> _Job_
Locate each line below that includes "Vitamin" and reproduce it.

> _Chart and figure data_
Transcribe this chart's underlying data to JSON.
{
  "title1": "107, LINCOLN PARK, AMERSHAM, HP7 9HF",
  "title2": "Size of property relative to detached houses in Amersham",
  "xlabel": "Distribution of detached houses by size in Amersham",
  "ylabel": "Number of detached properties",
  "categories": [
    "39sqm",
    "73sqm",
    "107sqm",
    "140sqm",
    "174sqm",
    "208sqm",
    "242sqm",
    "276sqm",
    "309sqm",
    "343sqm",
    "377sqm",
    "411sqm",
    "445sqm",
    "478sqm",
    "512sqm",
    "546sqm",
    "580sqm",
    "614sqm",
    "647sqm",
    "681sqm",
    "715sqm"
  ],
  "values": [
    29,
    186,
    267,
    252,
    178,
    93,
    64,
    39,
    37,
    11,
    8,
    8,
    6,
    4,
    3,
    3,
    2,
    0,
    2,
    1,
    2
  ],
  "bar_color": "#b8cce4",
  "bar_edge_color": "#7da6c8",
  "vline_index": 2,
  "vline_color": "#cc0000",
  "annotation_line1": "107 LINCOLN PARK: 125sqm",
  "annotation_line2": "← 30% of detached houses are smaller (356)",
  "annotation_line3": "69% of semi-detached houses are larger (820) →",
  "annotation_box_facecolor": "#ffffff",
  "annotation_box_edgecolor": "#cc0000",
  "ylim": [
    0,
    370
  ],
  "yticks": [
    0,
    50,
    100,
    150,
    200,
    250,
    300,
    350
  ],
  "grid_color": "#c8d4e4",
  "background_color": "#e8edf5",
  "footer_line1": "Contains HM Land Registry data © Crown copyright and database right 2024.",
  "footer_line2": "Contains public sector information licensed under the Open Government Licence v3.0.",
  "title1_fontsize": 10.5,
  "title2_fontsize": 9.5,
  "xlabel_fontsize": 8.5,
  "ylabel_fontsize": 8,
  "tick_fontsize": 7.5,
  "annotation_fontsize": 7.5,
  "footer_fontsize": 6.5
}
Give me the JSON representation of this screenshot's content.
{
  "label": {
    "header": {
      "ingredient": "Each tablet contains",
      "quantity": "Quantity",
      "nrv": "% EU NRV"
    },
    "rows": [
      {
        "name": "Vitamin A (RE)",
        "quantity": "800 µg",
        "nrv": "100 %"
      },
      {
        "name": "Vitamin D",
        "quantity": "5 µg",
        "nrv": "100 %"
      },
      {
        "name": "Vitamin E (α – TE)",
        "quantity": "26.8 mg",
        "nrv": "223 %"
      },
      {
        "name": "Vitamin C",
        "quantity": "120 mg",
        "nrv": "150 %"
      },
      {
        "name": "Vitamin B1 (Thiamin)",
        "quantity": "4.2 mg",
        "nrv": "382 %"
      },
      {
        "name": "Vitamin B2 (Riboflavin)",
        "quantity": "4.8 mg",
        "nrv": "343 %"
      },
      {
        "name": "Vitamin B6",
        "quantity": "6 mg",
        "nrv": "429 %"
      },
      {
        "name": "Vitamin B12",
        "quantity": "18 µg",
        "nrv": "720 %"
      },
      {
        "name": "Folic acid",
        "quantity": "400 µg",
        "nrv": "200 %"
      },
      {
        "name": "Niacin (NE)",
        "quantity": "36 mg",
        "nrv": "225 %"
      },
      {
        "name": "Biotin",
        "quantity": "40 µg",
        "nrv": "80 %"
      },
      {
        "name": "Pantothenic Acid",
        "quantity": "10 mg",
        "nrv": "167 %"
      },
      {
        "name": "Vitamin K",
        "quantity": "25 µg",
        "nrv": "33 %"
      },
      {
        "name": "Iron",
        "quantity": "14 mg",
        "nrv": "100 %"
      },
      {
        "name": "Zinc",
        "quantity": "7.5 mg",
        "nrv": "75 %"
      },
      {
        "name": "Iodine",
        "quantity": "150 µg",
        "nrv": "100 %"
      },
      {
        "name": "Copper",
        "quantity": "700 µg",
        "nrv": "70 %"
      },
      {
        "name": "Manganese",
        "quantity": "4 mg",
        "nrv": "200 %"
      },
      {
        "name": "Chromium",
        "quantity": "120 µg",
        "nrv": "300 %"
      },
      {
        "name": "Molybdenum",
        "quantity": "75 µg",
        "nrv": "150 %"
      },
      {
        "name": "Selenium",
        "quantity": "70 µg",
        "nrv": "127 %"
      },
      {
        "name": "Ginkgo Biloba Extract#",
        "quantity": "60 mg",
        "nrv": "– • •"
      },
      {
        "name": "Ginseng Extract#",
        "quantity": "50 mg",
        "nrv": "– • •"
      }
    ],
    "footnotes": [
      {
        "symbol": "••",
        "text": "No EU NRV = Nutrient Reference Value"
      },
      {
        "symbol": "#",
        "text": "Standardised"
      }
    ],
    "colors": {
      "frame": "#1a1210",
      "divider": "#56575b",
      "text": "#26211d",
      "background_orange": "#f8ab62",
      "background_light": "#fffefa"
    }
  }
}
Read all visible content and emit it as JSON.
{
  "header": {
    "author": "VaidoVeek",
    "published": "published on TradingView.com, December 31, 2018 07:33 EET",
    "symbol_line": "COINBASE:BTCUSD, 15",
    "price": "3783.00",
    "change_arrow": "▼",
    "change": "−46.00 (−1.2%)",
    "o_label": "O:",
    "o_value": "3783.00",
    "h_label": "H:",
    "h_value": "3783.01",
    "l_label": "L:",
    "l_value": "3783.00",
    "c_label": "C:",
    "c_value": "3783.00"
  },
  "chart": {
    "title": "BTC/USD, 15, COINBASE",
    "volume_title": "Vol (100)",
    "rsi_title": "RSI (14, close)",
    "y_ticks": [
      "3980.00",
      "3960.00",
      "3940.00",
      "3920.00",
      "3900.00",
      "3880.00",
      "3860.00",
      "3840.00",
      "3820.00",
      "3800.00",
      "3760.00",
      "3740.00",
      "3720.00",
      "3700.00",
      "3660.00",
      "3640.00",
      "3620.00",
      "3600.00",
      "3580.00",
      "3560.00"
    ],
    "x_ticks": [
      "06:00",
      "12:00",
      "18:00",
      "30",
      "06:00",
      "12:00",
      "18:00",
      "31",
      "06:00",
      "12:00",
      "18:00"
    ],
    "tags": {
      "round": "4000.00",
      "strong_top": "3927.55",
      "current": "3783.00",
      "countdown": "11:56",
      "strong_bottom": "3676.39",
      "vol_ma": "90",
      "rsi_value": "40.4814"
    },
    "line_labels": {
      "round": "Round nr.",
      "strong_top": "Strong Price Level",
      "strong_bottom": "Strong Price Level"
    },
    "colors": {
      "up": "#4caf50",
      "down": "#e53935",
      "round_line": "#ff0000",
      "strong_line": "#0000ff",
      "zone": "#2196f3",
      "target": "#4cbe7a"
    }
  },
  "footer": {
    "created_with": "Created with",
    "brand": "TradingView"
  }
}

> _Solution_
        "name": "Vitamin A (RE)",
        "name": "Vitamin D",
        "name": "Vitamin E (α – TE)",
        "name": "Vitamin C",
        "name": "Vitamin B1 (Thiamin)",
        "name": "Vitamin B2 (Riboflavin)",
        "name": "Vitamin B6",
        "name": "Vitamin B12",
        "name": "Vitamin K",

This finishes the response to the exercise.